▸ WRITTEN REQUEST:
Reproduce each line that includes the word "Estonia".

START MATERIAL SHOWN

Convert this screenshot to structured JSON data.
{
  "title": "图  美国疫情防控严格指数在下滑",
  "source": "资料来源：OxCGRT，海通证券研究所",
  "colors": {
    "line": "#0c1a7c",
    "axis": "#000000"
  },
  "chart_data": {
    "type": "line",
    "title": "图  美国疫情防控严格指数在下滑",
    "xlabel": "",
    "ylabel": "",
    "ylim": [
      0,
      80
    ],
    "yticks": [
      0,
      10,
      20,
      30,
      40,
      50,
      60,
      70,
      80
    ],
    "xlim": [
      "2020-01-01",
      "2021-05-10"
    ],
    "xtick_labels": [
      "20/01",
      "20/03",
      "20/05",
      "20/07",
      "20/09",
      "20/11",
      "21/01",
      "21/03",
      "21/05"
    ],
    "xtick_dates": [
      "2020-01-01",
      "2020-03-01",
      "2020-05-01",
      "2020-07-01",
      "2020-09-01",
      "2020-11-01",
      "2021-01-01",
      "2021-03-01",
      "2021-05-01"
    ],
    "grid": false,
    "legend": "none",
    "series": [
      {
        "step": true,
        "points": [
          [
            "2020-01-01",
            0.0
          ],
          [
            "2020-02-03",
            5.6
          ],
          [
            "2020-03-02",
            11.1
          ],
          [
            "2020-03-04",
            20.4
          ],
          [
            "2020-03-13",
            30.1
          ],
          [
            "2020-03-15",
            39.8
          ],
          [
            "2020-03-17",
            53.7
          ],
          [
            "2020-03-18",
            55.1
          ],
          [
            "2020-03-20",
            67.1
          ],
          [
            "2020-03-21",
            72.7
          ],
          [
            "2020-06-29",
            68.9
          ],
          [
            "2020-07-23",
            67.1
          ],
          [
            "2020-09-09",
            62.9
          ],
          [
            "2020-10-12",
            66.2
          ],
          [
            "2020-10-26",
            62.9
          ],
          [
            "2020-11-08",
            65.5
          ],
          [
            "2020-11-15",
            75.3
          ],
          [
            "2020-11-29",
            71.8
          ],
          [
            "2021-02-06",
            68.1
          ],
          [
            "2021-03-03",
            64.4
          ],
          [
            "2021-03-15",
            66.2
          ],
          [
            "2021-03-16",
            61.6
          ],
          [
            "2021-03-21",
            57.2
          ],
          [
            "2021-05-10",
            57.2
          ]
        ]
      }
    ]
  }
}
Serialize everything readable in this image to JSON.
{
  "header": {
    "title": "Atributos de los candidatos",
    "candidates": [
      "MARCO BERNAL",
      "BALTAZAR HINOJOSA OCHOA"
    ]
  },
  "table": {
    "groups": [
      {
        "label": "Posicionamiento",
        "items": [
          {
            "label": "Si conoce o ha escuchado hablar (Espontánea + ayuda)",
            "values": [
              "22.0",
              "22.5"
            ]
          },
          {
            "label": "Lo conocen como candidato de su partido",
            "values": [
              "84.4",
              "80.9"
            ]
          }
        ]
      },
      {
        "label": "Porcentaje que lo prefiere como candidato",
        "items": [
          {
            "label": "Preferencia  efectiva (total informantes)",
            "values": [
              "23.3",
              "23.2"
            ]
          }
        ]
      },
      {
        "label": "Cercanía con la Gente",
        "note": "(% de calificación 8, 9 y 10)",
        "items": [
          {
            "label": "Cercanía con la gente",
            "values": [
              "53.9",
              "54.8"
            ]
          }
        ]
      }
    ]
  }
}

END MATERIAL SHOWN
START MATERIAL SHOWN

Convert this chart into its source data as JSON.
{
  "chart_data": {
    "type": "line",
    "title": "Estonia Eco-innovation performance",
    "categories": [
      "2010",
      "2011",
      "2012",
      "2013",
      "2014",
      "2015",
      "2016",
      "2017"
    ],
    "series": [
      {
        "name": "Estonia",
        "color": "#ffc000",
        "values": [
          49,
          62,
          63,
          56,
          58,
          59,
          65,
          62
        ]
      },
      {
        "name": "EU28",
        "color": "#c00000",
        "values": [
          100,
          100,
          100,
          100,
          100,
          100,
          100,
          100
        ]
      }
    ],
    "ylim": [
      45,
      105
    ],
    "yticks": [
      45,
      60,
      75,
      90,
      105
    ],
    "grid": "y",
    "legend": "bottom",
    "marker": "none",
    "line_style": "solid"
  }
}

END MATERIAL SHOWN
START MATERIAL SHOWN

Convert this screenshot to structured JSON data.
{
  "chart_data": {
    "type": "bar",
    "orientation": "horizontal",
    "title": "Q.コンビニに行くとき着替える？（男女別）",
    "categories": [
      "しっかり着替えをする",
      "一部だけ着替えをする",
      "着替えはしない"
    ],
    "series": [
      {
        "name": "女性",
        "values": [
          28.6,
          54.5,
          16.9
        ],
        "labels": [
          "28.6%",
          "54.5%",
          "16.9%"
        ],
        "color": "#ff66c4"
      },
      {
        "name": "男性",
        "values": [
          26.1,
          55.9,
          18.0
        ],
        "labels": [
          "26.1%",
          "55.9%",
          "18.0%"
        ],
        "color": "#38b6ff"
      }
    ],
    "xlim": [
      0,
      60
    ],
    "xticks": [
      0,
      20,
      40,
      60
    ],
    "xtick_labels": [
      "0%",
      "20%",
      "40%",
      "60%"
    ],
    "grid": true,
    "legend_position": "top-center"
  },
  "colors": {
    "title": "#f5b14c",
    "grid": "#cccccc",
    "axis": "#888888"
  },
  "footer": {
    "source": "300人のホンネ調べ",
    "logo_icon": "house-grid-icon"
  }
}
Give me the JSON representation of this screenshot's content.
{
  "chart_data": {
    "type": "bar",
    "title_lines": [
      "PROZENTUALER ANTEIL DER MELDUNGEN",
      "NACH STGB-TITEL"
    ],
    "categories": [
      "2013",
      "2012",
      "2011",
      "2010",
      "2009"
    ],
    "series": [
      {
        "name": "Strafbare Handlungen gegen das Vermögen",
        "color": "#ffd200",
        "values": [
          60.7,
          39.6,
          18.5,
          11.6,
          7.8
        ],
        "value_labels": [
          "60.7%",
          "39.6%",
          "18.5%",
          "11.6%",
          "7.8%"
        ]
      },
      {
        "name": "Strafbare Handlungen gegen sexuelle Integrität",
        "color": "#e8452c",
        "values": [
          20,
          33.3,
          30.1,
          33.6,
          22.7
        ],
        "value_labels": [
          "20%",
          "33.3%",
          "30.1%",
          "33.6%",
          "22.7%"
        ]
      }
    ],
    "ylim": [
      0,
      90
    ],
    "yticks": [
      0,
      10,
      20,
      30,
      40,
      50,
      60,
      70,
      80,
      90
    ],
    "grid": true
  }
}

END MATERIAL SHOWN

▸ EXPECTED ANSWER:
    "title": "Estonia Eco-innovation performance",
        "name": "Estonia",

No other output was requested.